***** RECORDS SUPPLIED
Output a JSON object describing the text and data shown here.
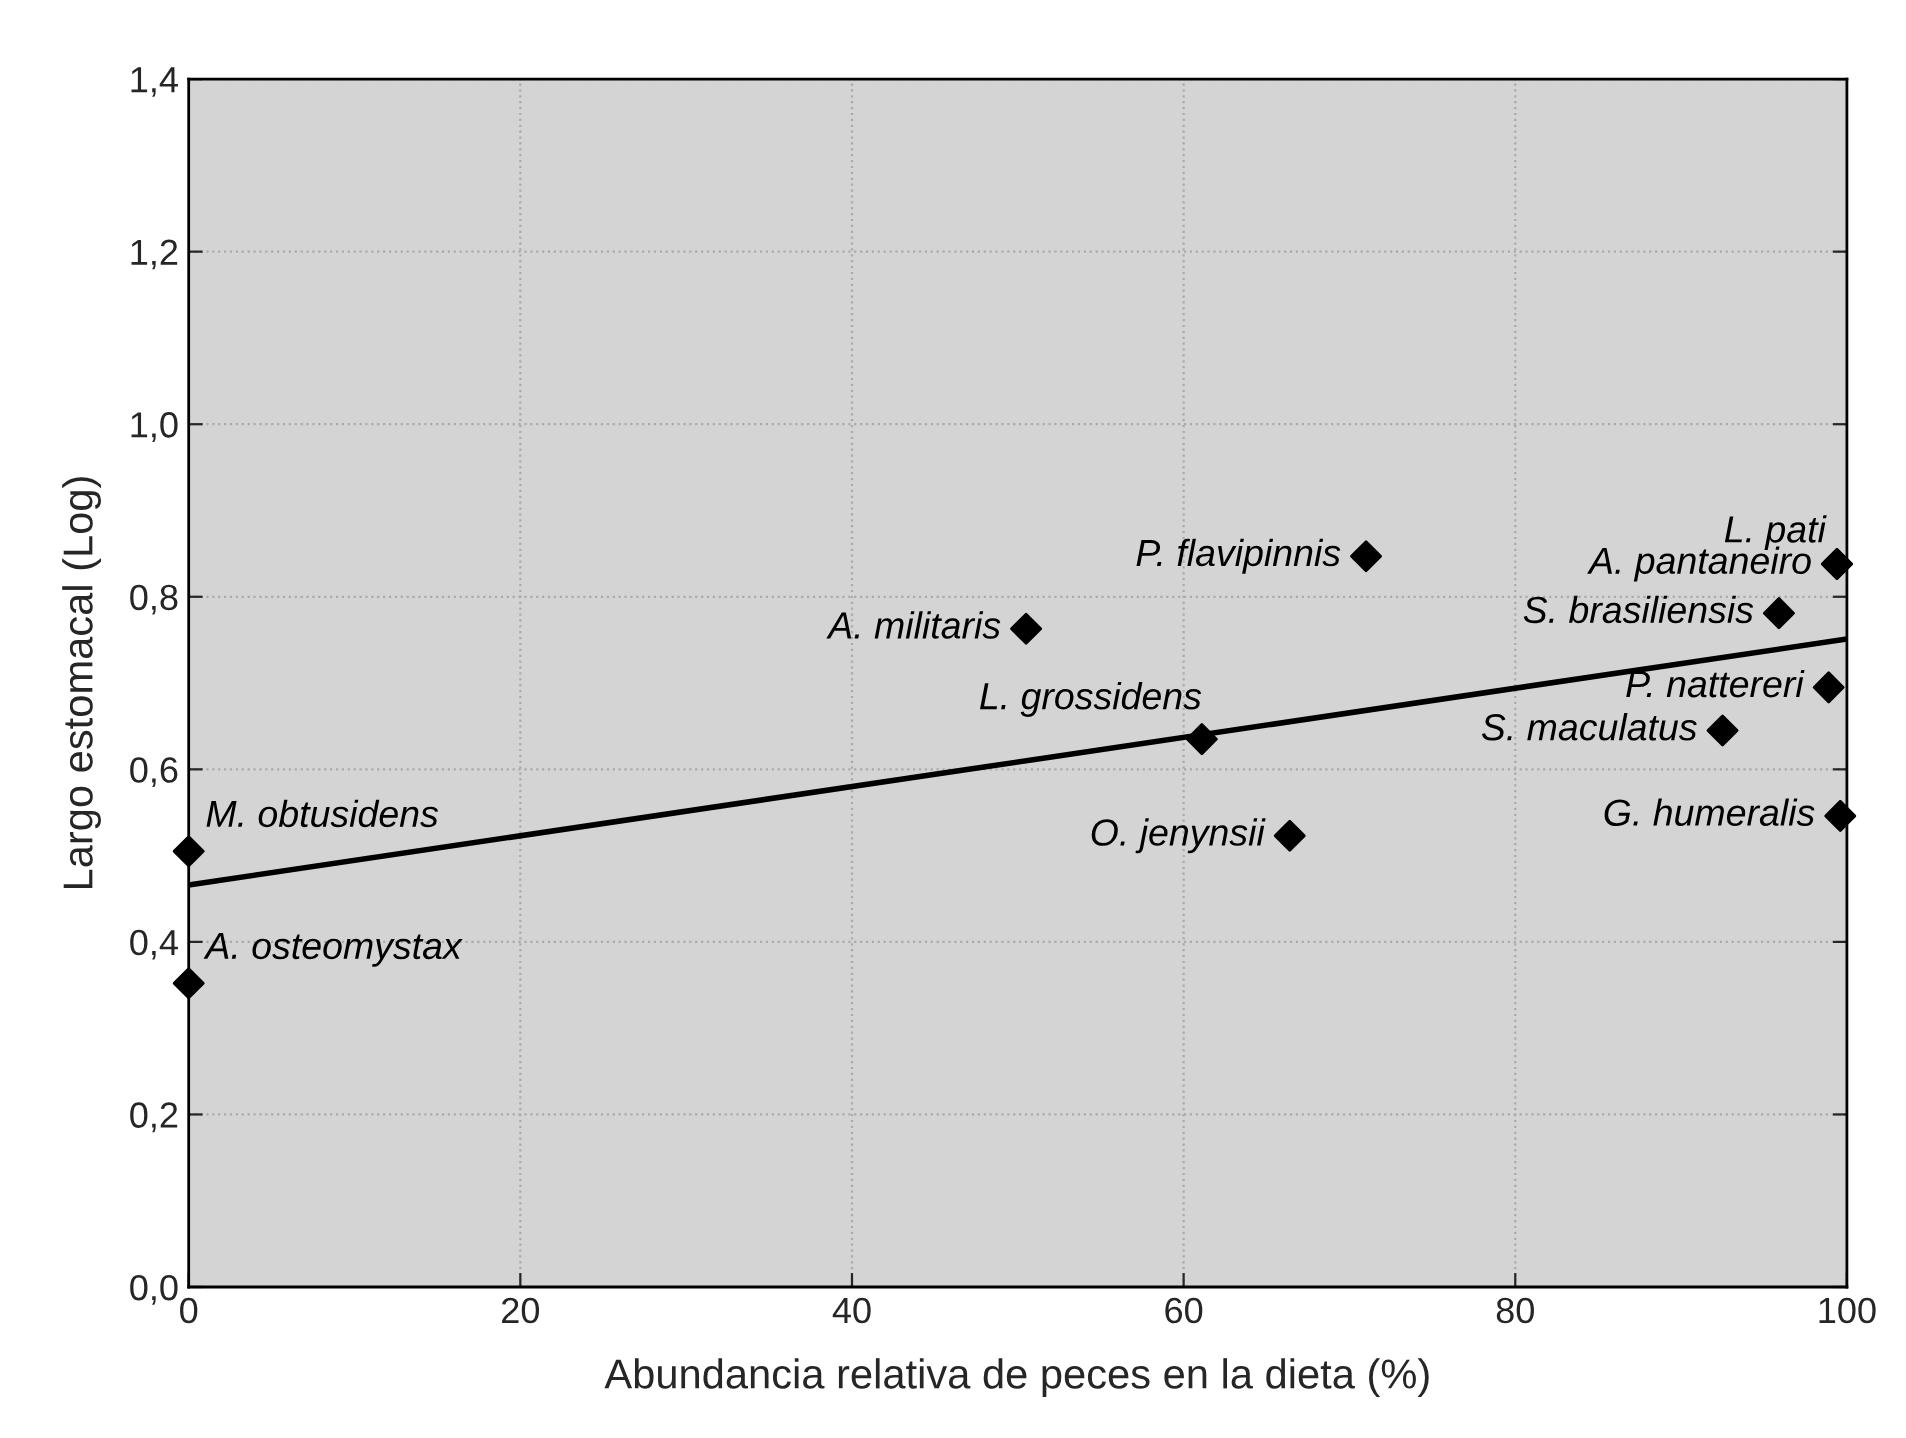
{
  "chart_data": {
    "type": "scatter",
    "xlabel": "Abundancia relativa de peces en la dieta (%)",
    "ylabel": "Largo estomacal (Log)",
    "xlim": [
      0,
      100
    ],
    "xticks": [
      0,
      20,
      40,
      60,
      80,
      100
    ],
    "ylim": [
      0,
      1.4
    ],
    "yticks": [
      {
        "value": 0,
        "label": "0,0"
      },
      {
        "value": 0.2,
        "label": "0,2"
      },
      {
        "value": 0.4,
        "label": "0,4"
      },
      {
        "value": 0.6,
        "label": "0,6"
      },
      {
        "value": 0.8,
        "label": "0,8"
      },
      {
        "value": 1.0,
        "label": "1,0"
      },
      {
        "value": 1.2,
        "label": "1,2"
      },
      {
        "value": 1.4,
        "label": "1,4"
      }
    ],
    "grid": true,
    "series": [
      {
        "marker": "diamond",
        "color": "#000000",
        "x": [
          0,
          0,
          50.5,
          71.0,
          61.1,
          66.4,
          99.4,
          99.4,
          95.9,
          98.9,
          92.5,
          99.6
        ],
        "values": [
          0.505,
          0.352,
          0.763,
          0.847,
          0.635,
          0.523,
          0.838,
          0.838,
          0.781,
          0.695,
          0.645,
          0.546
        ],
        "value_labels": [
          "M. obtusidens",
          "A. osteomystax",
          "A. militaris",
          "P. flavipinnis",
          "L. grossidens",
          "O. jenynsii",
          "L. pati",
          "A. pantaneiro",
          "S. brasiliensis",
          "P. nattereri",
          "S. maculatus",
          "G. humeralis"
        ]
      },
      {
        "type": "line",
        "color": "#000000",
        "x": [
          0,
          100
        ],
        "values": [
          0.466,
          0.751
        ]
      }
    ]
  }
}
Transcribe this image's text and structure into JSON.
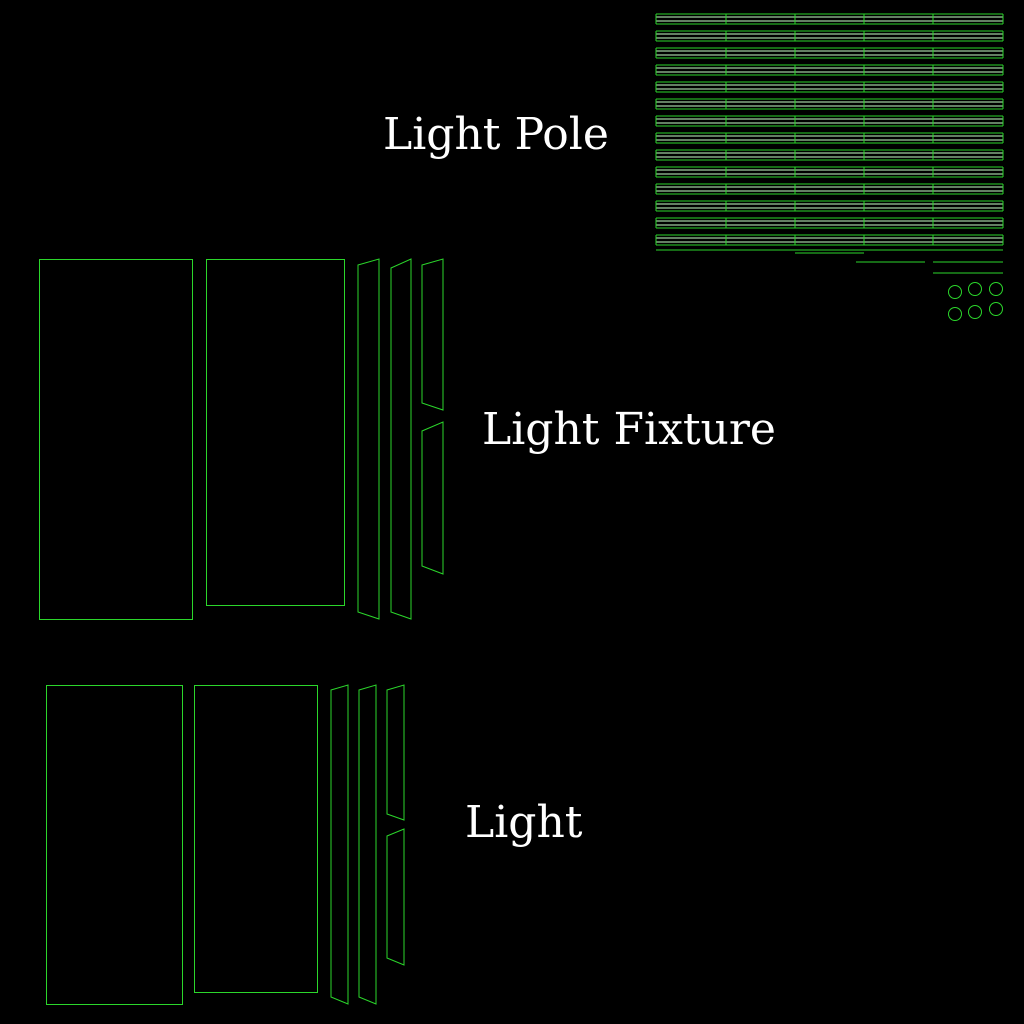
{
  "labels": {
    "light_pole": "Light Pole",
    "light_fixture": "Light Fixture",
    "light": "Light"
  },
  "colors": {
    "background": "#000000",
    "uv_line": "#2bd62b",
    "uv_line_bright": "#c8ffc8",
    "label_text": "#ffffff"
  }
}
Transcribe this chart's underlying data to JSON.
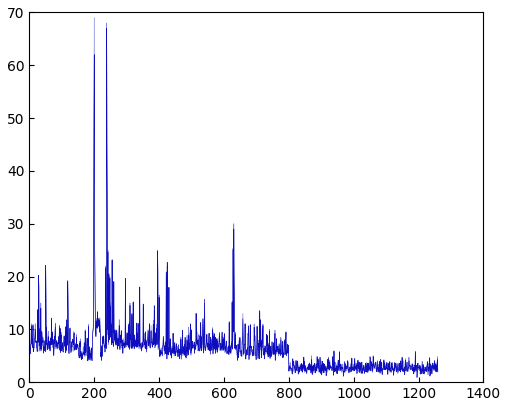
{
  "xlim": [
    0,
    1400
  ],
  "ylim": [
    0,
    70
  ],
  "xticks": [
    0,
    200,
    400,
    600,
    800,
    1000,
    1200,
    1400
  ],
  "yticks": [
    0,
    10,
    20,
    30,
    40,
    50,
    60,
    70
  ],
  "line_color1": "#7777dd",
  "line_color2": "#0000bb",
  "linewidth": 0.5,
  "n_points": 1260,
  "figsize": [
    5.08,
    4.08
  ],
  "dpi": 100,
  "background": "#ffffff",
  "tick_labelsize": 10,
  "spine_linewidth": 0.8
}
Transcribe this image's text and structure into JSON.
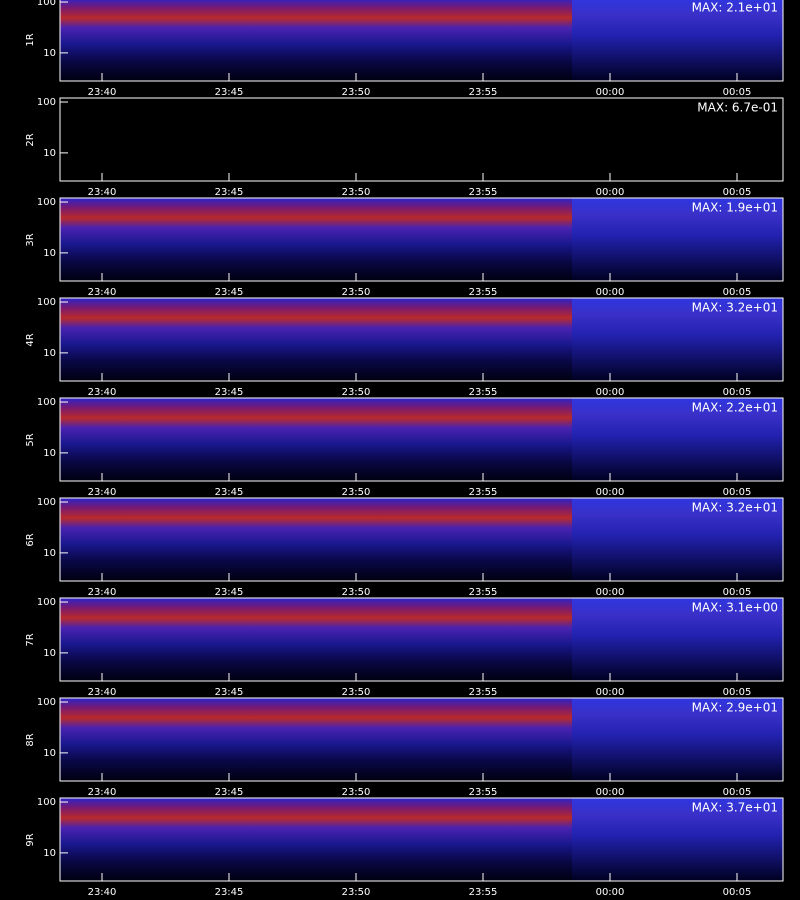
**********
» **AIM**: Exclude the pictures and repeat every other part of the records word for word.

» **RESULT OF THE TASK**:
Output a JSON object describing the text and data shown here.
{
  "chart_data": {
    "type": "scatter",
    "xlabel": "Abundancia relativa de peces en la dieta (%)",
    "ylabel": "Largo estomacal (Log)",
    "xlim": [
      0,
      100
    ],
    "xticks": [
      0,
      20,
      40,
      60,
      80,
      100
    ],
    "ylim": [
      0,
      1.4
    ],
    "yticks": [
      {
        "value": 0,
        "label": "0,0"
      },
      {
        "value": 0.2,
        "label": "0,2"
      },
      {
        "value": 0.4,
        "label": "0,4"
      },
      {
        "value": 0.6,
        "label": "0,6"
      },
      {
        "value": 0.8,
        "label": "0,8"
      },
      {
        "value": 1.0,
        "label": "1,0"
      },
      {
        "value": 1.2,
        "label": "1,2"
      },
      {
        "value": 1.4,
        "label": "1,4"
      }
    ],
    "grid": true,
    "series": [
      {
        "marker": "diamond",
        "color": "#000000",
        "x": [
          0,
          0,
          50.5,
          71.0,
          61.1,
          66.4,
          99.4,
          99.4,
          95.9,
          98.9,
          92.5,
          99.6
        ],
        "values": [
          0.505,
          0.352,
          0.763,
          0.847,
          0.635,
          0.523,
          0.838,
          0.838,
          0.781,
          0.695,
          0.645,
          0.546
        ],
        "value_labels": [
          "M. obtusidens",
          "A. osteomystax",
          "A. militaris",
          "P. flavipinnis",
          "L. grossidens",
          "O. jenynsii",
          "L. pati",
          "A. pantaneiro",
          "S. brasiliensis",
          "P. nattereri",
          "S. maculatus",
          "G. humeralis"
        ]
      },
      {
        "type": "line",
        "color": "#000000",
        "x": [
          0,
          100
        ],
        "values": [
          0.466,
          0.751
        ]
      }
    ]
  }
}
Transcribe this image's text and structure into JSON.
{
  "labels": {
    "light_pole": "Light Pole",
    "light_fixture": "Light Fixture",
    "light": "Light"
  },
  "colors": {
    "background": "#000000",
    "uv_line": "#2bd62b",
    "uv_line_bright": "#c8ffc8",
    "label_text": "#ffffff"
  }
}
Transcribe this chart's underlying data to JSON.
{
  "xlim": [
    0,
    1400
  ],
  "ylim": [
    0,
    70
  ],
  "xticks": [
    0,
    200,
    400,
    600,
    800,
    1000,
    1200,
    1400
  ],
  "yticks": [
    0,
    10,
    20,
    30,
    40,
    50,
    60,
    70
  ],
  "line_color1": "#7777dd",
  "line_color2": "#0000bb",
  "linewidth": 0.5,
  "n_points": 1260,
  "figsize": [
    5.08,
    4.08
  ],
  "dpi": 100,
  "background": "#ffffff",
  "tick_labelsize": 10,
  "spine_linewidth": 0.8
}
Transcribe this image's text and structure into JSON.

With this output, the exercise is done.